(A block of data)
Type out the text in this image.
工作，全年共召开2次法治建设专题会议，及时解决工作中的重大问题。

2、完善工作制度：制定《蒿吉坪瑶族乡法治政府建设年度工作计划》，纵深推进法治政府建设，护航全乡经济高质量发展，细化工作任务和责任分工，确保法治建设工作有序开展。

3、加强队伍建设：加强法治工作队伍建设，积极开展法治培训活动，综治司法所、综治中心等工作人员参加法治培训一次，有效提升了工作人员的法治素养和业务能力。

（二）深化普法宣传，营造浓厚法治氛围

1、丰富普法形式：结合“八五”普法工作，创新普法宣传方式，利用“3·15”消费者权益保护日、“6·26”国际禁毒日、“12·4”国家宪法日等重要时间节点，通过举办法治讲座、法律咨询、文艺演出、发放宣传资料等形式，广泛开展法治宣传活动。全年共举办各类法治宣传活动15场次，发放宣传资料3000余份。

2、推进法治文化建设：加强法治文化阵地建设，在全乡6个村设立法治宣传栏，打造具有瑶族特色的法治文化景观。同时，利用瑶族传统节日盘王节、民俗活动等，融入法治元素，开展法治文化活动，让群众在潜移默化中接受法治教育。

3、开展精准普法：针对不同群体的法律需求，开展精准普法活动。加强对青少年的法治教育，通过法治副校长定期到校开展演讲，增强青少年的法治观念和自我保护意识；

> _TASK GOAL_
The records above are to be repeated exactly, in their entirety.

> _RESULT_
Type out the text in this image.
工作，全年共召开2次法治建设专题会议，及时解决工作中的重大问题。

2、完善工作制度：制定《蒿吉坪瑶族乡法治政府建设年度工作计划》，纵深推进法治政府建设，护航全乡经济高质量发展，细化工作任务和责任分工，确保法治建设工作有序开展。

3、加强队伍建设：加强法治工作队伍建设，积极开展法治培训活动，综治司法所、综治中心等工作人员参加法治培训一次，有效提升了工作人员的法治素养和业务能力。

（二）深化普法宣传，营造浓厚法治氛围

1、丰富普法形式：结合“八五”普法工作，创新普法宣传方式，利用“3·15”消费者权益保护日、“6·26”国际禁毒日、“12·4”国家宪法日等重要时间节点，通过举办法治讲座、法律咨询、文艺演出、发放宣传资料等形式，广泛开展法治宣传活动。全年共举办各类法治宣传活动15场次，发放宣传资料3000余份。

2、推进法治文化建设：加强法治文化阵地建设，在全乡6个村设立法治宣传栏，打造具有瑶族特色的法治文化景观。同时，利用瑶族传统节日盘王节、民俗活动等，融入法治元素，开展法治文化活动，让群众在潜移默化中接受法治教育。

3、开展精准普法：针对不同群体的法律需求，开展精准普法活动。加强对青少年的法治教育，通过法治副校长定期到校开展演讲，增强青少年的法治观念和自我保护意识；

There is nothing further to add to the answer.